(TASK INSTRUCTIONS): Please give the count of lines holding the string "день" and nothing besides.

(SOURCE DATA):

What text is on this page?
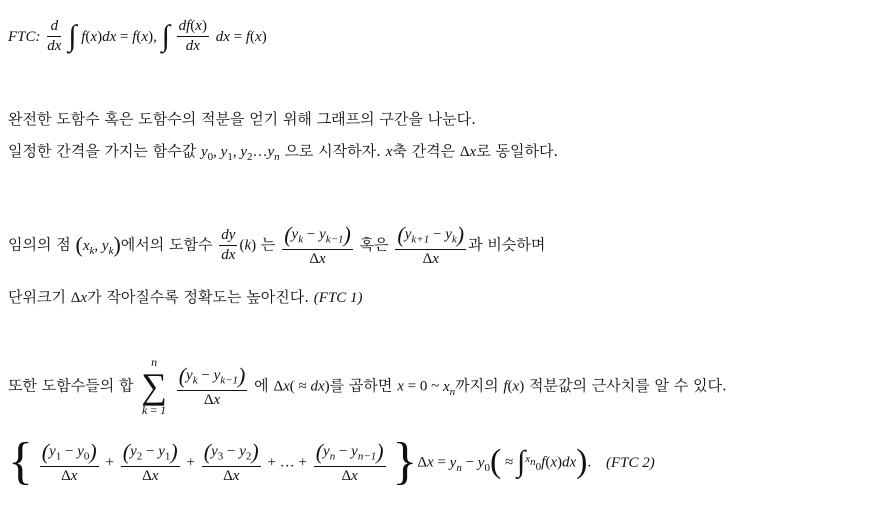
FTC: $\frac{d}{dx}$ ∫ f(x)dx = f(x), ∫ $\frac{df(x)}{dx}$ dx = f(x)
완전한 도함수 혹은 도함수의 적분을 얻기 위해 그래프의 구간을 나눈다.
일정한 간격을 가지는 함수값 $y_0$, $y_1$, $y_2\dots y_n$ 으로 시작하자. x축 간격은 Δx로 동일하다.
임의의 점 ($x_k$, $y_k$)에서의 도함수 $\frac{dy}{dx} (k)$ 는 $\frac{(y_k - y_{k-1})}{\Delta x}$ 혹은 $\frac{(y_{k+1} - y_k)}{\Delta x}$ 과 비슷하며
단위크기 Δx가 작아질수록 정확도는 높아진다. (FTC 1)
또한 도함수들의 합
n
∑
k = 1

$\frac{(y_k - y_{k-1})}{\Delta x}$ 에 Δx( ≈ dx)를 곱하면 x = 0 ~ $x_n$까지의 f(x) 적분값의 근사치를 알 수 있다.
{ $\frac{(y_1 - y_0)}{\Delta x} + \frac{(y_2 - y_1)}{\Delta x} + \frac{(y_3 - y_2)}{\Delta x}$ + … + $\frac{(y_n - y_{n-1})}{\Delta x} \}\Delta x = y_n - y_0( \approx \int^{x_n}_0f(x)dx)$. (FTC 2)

--

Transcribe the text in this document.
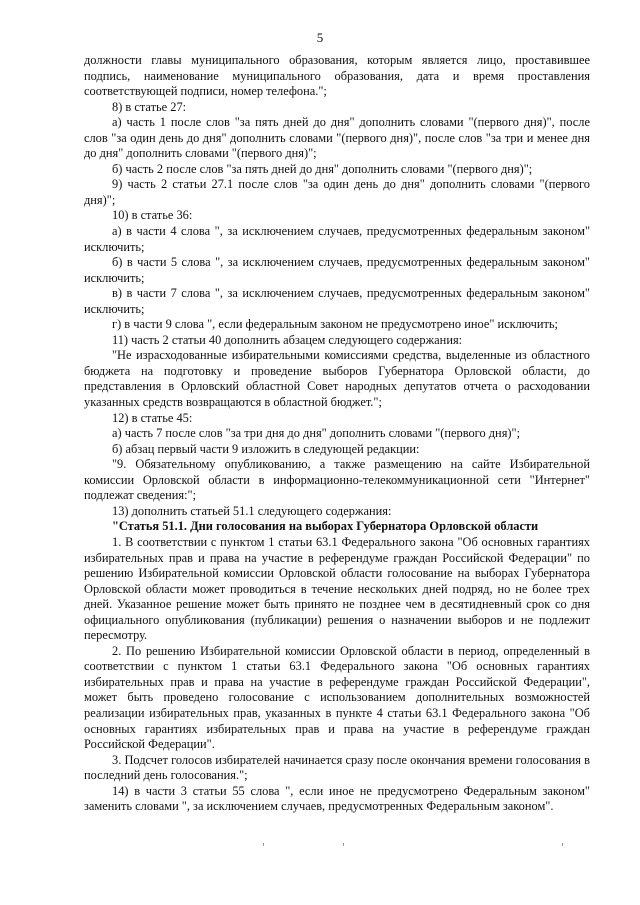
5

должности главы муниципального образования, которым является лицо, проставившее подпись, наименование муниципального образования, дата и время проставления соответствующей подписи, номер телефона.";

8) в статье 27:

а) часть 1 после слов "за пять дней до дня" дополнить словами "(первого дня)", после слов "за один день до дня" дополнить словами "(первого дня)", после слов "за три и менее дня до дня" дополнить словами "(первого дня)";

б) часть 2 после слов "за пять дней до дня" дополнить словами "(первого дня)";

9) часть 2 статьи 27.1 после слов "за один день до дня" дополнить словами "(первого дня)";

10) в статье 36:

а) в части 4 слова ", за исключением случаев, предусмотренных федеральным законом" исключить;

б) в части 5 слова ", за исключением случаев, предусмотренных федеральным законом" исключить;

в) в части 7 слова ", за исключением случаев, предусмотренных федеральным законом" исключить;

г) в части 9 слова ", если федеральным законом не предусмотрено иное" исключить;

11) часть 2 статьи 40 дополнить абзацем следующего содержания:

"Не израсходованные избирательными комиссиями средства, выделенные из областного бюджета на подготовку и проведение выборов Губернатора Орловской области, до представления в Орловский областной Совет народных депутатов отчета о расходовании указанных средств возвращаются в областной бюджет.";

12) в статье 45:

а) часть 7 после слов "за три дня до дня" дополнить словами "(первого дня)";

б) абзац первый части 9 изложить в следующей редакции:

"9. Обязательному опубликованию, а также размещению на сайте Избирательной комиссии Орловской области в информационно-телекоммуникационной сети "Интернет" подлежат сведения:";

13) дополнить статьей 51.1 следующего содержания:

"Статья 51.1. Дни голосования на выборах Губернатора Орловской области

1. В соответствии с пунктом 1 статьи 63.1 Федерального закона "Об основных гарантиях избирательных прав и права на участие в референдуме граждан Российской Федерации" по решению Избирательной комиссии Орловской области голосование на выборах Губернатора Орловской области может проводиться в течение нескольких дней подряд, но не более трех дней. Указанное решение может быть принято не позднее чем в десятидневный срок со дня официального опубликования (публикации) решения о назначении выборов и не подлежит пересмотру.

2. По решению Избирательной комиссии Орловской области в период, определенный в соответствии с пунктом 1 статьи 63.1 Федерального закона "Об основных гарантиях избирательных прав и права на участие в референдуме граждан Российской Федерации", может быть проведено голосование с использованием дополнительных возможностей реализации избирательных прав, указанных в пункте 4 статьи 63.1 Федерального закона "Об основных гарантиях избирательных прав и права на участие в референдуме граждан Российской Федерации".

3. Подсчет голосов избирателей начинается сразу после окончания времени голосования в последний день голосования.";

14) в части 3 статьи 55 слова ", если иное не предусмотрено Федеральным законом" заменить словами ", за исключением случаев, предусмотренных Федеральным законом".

(ANSWER IN FULL): 3